[Extracted data entries]
+++++
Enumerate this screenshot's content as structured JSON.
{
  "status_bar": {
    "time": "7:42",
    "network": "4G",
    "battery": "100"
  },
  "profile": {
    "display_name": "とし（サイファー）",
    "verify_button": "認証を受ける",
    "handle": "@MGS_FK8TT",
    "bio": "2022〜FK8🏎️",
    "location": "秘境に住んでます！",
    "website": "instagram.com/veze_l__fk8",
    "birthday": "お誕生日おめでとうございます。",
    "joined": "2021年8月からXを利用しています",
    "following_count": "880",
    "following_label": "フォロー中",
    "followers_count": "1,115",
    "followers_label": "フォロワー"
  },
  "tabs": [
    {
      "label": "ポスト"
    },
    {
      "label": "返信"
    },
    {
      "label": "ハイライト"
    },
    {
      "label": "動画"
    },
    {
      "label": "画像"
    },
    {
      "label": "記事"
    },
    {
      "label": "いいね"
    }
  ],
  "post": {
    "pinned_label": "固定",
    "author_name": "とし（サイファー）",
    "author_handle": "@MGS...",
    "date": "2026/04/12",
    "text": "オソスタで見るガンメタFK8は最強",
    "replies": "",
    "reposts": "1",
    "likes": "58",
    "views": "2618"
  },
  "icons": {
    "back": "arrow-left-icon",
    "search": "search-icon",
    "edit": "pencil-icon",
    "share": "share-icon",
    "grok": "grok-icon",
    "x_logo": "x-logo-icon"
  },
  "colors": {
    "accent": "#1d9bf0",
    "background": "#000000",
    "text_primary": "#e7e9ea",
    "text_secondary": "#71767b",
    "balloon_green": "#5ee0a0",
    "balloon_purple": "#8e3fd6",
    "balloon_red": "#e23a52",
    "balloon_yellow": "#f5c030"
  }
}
+++++
GOAL
Copy each record from above exactly, and include every line.

EXERCISE ANSWER
Enumerate this screenshot's content as structured JSON.
{
  "status_bar": {
    "time": "7:42",
    "network": "4G",
    "battery": "100"
  },
  "profile": {
    "display_name": "とし（サイファー）",
    "verify_button": "認証を受ける",
    "handle": "@MGS_FK8TT",
    "bio": "2022〜FK8🏎️",
    "location": "秘境に住んでます！",
    "website": "instagram.com/veze_l__fk8",
    "birthday": "お誕生日おめでとうございます。",
    "joined": "2021年8月からXを利用しています",
    "following_count": "880",
    "following_label": "フォロー中",
    "followers_count": "1,115",
    "followers_label": "フォロワー"
  },
  "tabs": [
    {
      "label": "ポスト"
    },
    {
      "label": "返信"
    },
    {
      "label": "ハイライト"
    },
    {
      "label": "動画"
    },
    {
      "label": "画像"
    },
    {
      "label": "記事"
    },
    {
      "label": "いいね"
    }
  ],
  "post": {
    "pinned_label": "固定",
    "author_name": "とし（サイファー）",
    "author_handle": "@MGS...",
    "date": "2026/04/12",
    "text": "オソスタで見るガンメタFK8は最強",
    "replies": "",
    "reposts": "1",
    "likes": "58",
    "views": "2618"
  },
  "icons": {
    "back": "arrow-left-icon",
    "search": "search-icon",
    "edit": "pencil-icon",
    "share": "share-icon",
    "grok": "grok-icon",
    "x_logo": "x-logo-icon"
  },
  "colors": {
    "accent": "#1d9bf0",
    "background": "#000000",
    "text_primary": "#e7e9ea",
    "text_secondary": "#71767b",
    "balloon_green": "#5ee0a0",
    "balloon_purple": "#8e3fd6",
    "balloon_red": "#e23a52",
    "balloon_yellow": "#f5c030"
  }
}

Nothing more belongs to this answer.